* BEGIN Supplied material *
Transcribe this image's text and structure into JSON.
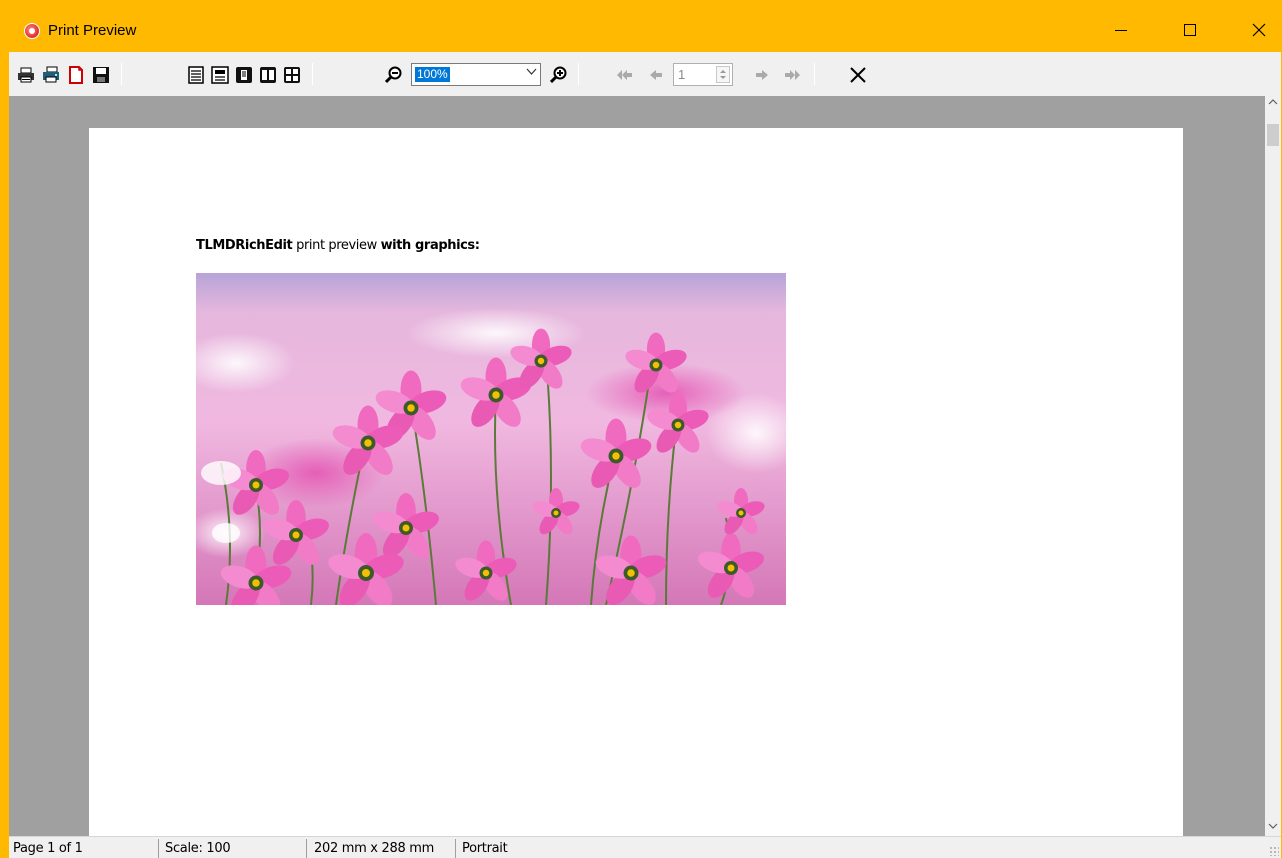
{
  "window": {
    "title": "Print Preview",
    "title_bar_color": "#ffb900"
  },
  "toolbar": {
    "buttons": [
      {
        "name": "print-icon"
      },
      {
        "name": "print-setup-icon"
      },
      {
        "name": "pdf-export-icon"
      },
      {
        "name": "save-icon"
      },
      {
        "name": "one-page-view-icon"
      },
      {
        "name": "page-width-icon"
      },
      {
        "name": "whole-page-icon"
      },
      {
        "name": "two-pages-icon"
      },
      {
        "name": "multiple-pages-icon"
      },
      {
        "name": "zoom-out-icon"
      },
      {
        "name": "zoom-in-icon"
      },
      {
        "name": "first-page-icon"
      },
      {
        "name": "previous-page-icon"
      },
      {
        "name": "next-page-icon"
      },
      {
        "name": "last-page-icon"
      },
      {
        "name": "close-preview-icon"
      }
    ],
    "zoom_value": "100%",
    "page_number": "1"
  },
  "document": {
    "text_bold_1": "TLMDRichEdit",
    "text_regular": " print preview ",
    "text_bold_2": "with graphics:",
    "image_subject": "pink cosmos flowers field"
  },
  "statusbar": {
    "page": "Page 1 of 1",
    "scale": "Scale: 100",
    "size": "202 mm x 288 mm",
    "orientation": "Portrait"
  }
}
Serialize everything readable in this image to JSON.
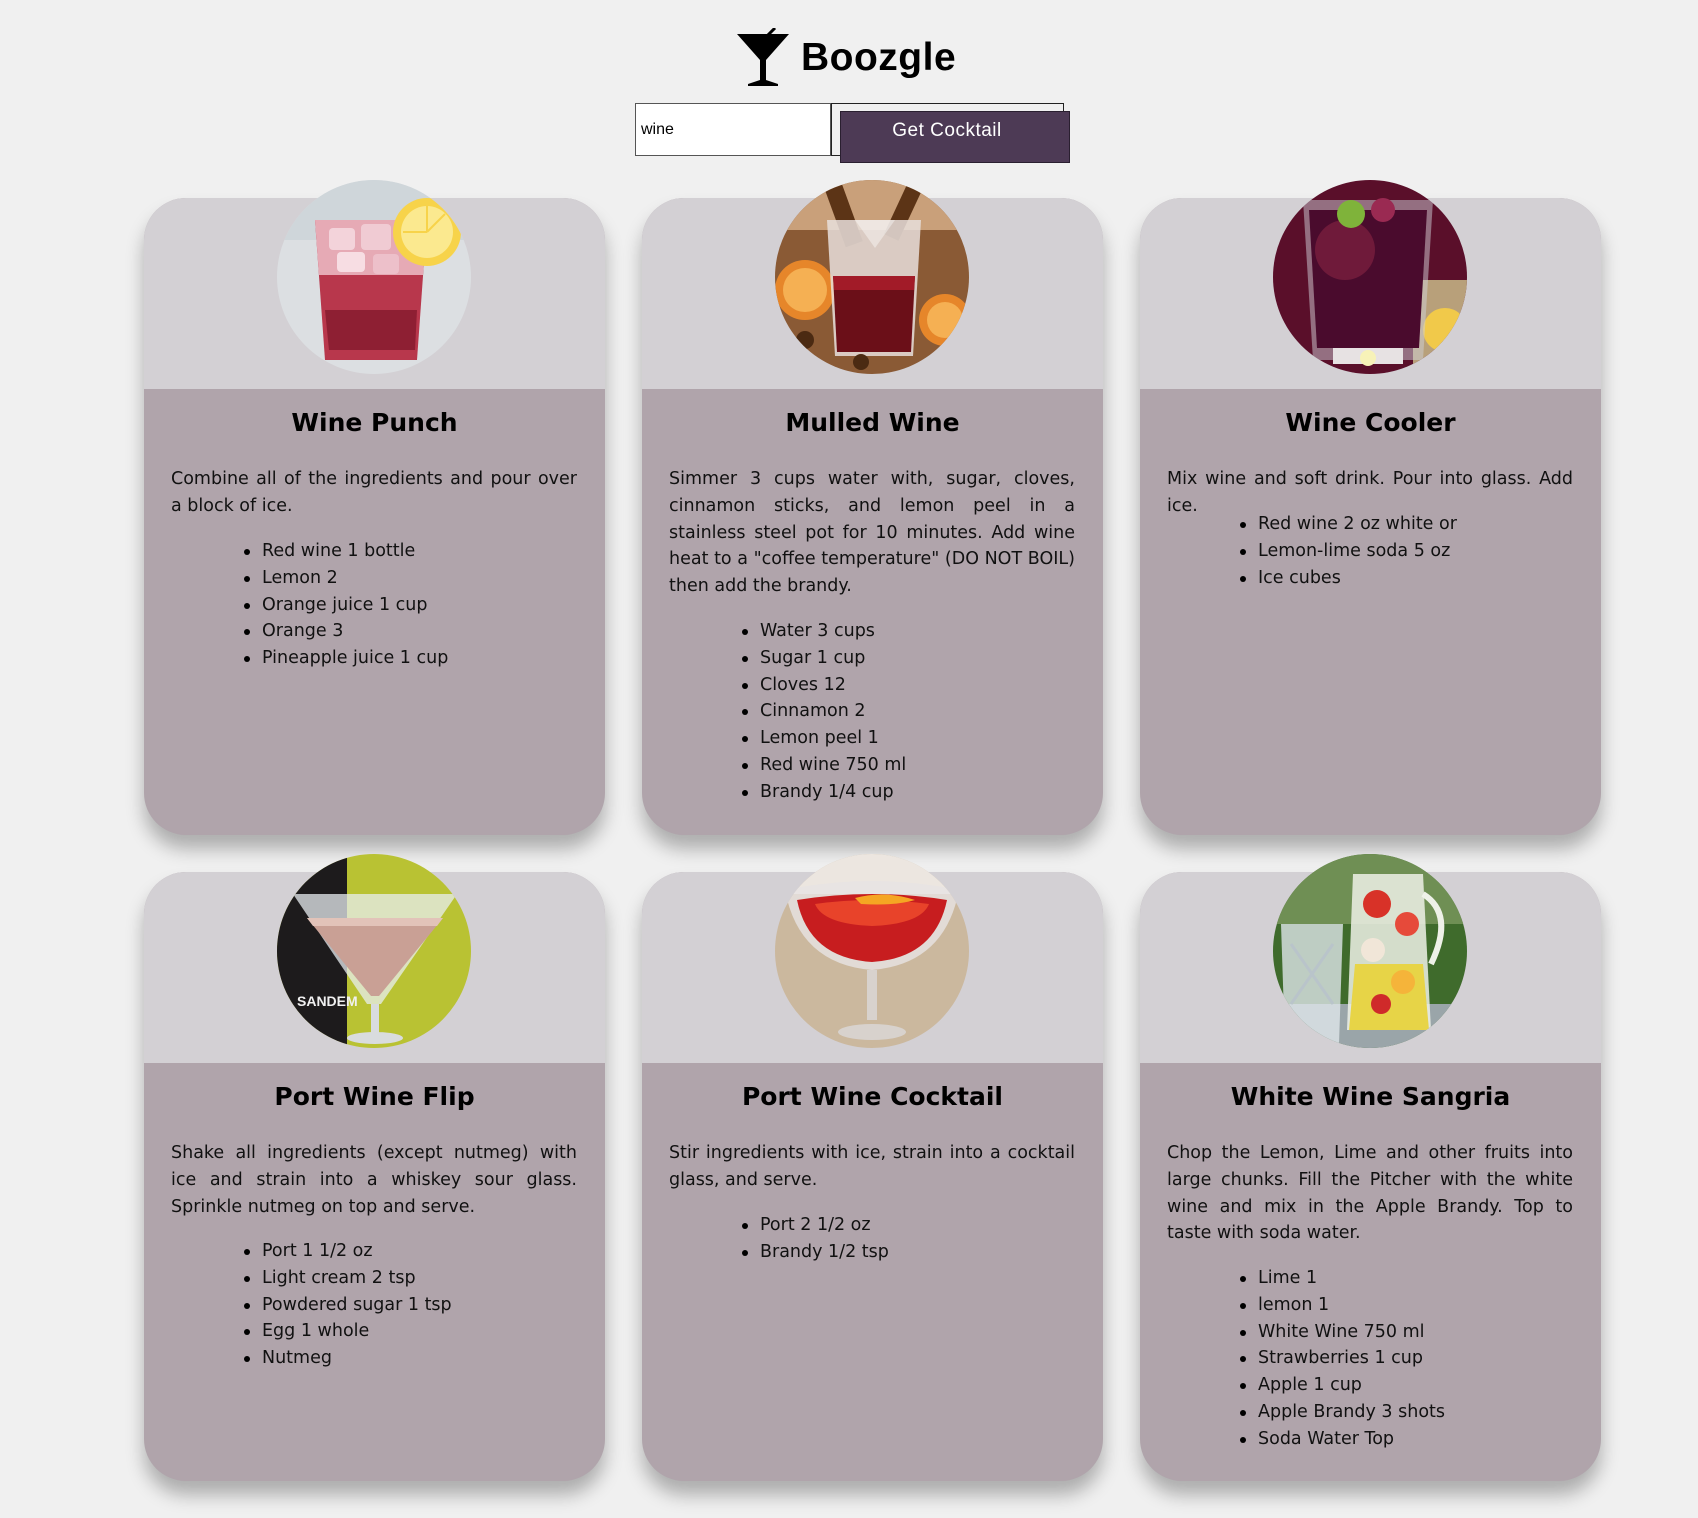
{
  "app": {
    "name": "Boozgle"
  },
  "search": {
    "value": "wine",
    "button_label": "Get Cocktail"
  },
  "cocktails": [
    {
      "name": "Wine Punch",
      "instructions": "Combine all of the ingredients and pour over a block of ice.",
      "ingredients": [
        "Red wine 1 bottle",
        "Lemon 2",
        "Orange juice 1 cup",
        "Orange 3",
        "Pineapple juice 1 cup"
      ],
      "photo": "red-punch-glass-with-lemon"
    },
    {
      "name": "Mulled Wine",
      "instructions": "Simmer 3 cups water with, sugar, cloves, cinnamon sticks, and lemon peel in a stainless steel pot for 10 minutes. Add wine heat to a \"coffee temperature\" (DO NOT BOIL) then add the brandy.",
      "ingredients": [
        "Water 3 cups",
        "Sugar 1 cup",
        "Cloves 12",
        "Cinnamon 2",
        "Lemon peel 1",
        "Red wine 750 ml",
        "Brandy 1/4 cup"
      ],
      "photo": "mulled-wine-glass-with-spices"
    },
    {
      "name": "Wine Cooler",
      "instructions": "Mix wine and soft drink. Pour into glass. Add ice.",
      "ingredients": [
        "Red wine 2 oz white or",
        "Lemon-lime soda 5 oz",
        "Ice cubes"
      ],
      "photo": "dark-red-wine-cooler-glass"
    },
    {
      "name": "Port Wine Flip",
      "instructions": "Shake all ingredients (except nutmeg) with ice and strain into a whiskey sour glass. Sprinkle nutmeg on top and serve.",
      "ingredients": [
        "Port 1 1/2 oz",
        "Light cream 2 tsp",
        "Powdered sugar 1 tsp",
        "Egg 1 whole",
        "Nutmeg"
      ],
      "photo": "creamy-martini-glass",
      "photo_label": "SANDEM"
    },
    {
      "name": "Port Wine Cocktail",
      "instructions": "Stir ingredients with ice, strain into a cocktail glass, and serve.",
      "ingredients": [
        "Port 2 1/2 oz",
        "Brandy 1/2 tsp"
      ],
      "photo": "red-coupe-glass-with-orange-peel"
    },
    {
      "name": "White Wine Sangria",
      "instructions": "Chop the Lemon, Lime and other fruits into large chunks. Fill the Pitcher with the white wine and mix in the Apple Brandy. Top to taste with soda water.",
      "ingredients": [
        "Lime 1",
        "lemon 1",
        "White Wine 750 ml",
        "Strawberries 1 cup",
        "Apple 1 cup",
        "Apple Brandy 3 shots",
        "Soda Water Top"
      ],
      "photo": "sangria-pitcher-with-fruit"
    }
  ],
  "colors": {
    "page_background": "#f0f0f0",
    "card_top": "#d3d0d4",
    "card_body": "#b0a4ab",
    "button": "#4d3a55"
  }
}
* END Supplied material *
Exercise task ▸
Collect, from the material above, every line containing the word "serve".

Solution ▸
      "instructions": "Shake all ingredients (except nutmeg) with ice and strain into a whiskey sour glass. Sprinkle nutmeg on top and serve.",
      "instructions": "Stir ingredients with ice, strain into a cocktail glass, and serve.",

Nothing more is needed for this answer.